** start of Raw records **

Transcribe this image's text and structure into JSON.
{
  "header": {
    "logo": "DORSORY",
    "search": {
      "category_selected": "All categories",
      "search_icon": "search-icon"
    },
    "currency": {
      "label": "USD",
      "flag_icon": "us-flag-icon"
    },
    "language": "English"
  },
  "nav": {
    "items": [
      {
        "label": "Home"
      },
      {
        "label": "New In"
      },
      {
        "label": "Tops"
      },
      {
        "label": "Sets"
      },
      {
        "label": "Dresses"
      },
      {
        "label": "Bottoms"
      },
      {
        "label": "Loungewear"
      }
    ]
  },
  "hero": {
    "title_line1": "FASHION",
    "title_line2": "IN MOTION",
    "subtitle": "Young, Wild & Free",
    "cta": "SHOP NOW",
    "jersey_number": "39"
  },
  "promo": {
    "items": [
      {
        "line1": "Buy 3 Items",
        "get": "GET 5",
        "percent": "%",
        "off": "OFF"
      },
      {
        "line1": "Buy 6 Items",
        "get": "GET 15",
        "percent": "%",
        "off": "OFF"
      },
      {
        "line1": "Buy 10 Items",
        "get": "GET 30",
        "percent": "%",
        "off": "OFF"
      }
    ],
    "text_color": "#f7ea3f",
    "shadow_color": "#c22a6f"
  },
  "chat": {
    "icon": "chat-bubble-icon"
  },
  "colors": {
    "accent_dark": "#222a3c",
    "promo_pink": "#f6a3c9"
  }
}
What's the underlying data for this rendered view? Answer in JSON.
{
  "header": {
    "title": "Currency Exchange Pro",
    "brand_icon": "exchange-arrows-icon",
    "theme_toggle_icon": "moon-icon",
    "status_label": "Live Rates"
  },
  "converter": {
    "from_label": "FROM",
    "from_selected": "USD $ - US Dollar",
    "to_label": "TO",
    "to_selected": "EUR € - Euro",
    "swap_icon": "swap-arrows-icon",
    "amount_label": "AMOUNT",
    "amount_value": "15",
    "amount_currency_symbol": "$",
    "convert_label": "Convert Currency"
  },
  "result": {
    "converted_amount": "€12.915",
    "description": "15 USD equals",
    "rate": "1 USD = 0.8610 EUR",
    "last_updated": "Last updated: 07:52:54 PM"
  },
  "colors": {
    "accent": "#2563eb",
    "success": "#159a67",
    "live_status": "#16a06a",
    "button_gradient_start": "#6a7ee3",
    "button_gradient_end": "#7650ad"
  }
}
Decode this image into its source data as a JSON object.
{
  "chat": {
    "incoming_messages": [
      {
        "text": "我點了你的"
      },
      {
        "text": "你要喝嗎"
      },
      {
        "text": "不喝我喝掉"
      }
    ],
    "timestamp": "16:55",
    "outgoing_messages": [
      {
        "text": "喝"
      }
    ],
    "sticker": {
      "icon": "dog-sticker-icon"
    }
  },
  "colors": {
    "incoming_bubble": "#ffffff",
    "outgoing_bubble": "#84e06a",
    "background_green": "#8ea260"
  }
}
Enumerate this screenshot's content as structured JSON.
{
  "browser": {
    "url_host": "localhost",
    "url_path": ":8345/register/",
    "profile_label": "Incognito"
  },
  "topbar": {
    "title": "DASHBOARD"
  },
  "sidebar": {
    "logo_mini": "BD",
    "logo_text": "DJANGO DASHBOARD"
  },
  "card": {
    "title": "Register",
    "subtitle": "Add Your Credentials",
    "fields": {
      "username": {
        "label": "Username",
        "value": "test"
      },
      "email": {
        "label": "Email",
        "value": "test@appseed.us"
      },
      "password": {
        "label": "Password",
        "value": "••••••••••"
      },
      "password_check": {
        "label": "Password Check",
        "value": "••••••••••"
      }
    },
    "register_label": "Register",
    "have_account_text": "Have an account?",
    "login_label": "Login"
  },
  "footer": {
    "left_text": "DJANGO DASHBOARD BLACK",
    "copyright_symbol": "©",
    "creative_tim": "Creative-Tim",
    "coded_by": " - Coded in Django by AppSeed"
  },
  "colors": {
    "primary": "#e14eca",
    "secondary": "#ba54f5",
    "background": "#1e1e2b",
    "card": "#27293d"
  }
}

** end of Raw records **

Return every record, word for word.

Transcribe this image's text and structure into JSON.
{
  "header": {
    "logo": "DORSORY",
    "search": {
      "category_selected": "All categories",
      "search_icon": "search-icon"
    },
    "currency": {
      "label": "USD",
      "flag_icon": "us-flag-icon"
    },
    "language": "English"
  },
  "nav": {
    "items": [
      {
        "label": "Home"
      },
      {
        "label": "New In"
      },
      {
        "label": "Tops"
      },
      {
        "label": "Sets"
      },
      {
        "label": "Dresses"
      },
      {
        "label": "Bottoms"
      },
      {
        "label": "Loungewear"
      }
    ]
  },
  "hero": {
    "title_line1": "FASHION",
    "title_line2": "IN MOTION",
    "subtitle": "Young, Wild & Free",
    "cta": "SHOP NOW",
    "jersey_number": "39"
  },
  "promo": {
    "items": [
      {
        "line1": "Buy 3 Items",
        "get": "GET 5",
        "percent": "%",
        "off": "OFF"
      },
      {
        "line1": "Buy 6 Items",
        "get": "GET 15",
        "percent": "%",
        "off": "OFF"
      },
      {
        "line1": "Buy 10 Items",
        "get": "GET 30",
        "percent": "%",
        "off": "OFF"
      }
    ],
    "text_color": "#f7ea3f",
    "shadow_color": "#c22a6f"
  },
  "chat": {
    "icon": "chat-bubble-icon"
  },
  "colors": {
    "accent_dark": "#222a3c",
    "promo_pink": "#f6a3c9"
  }
}
What's the underlying data for this rendered view? Answer in JSON.
{
  "header": {
    "title": "Currency Exchange Pro",
    "brand_icon": "exchange-arrows-icon",
    "theme_toggle_icon": "moon-icon",
    "status_label": "Live Rates"
  },
  "converter": {
    "from_label": "FROM",
    "from_selected": "USD $ - US Dollar",
    "to_label": "TO",
    "to_selected": "EUR € - Euro",
    "swap_icon": "swap-arrows-icon",
    "amount_label": "AMOUNT",
    "amount_value": "15",
    "amount_currency_symbol": "$",
    "convert_label": "Convert Currency"
  },
  "result": {
    "converted_amount": "€12.915",
    "description": "15 USD equals",
    "rate": "1 USD = 0.8610 EUR",
    "last_updated": "Last updated: 07:52:54 PM"
  },
  "colors": {
    "accent": "#2563eb",
    "success": "#159a67",
    "live_status": "#16a06a",
    "button_gradient_start": "#6a7ee3",
    "button_gradient_end": "#7650ad"
  }
}
Decode this image into its source data as a JSON object.
{
  "chat": {
    "incoming_messages": [
      {
        "text": "我點了你的"
      },
      {
        "text": "你要喝嗎"
      },
      {
        "text": "不喝我喝掉"
      }
    ],
    "timestamp": "16:55",
    "outgoing_messages": [
      {
        "text": "喝"
      }
    ],
    "sticker": {
      "icon": "dog-sticker-icon"
    }
  },
  "colors": {
    "incoming_bubble": "#ffffff",
    "outgoing_bubble": "#84e06a",
    "background_green": "#8ea260"
  }
}
Enumerate this screenshot's content as structured JSON.
{
  "browser": {
    "url_host": "localhost",
    "url_path": ":8345/register/",
    "profile_label": "Incognito"
  },
  "topbar": {
    "title": "DASHBOARD"
  },
  "sidebar": {
    "logo_mini": "BD",
    "logo_text": "DJANGO DASHBOARD"
  },
  "card": {
    "title": "Register",
    "subtitle": "Add Your Credentials",
    "fields": {
      "username": {
        "label": "Username",
        "value": "test"
      },
      "email": {
        "label": "Email",
        "value": "test@appseed.us"
      },
      "password": {
        "label": "Password",
        "value": "••••••••••"
      },
      "password_check": {
        "label": "Password Check",
        "value": "••••••••••"
      }
    },
    "register_label": "Register",
    "have_account_text": "Have an account?",
    "login_label": "Login"
  },
  "footer": {
    "left_text": "DJANGO DASHBOARD BLACK",
    "copyright_symbol": "©",
    "creative_tim": "Creative-Tim",
    "coded_by": " - Coded in Django by AppSeed"
  },
  "colors": {
    "primary": "#e14eca",
    "secondary": "#ba54f5",
    "background": "#1e1e2b",
    "card": "#27293d"
  }
}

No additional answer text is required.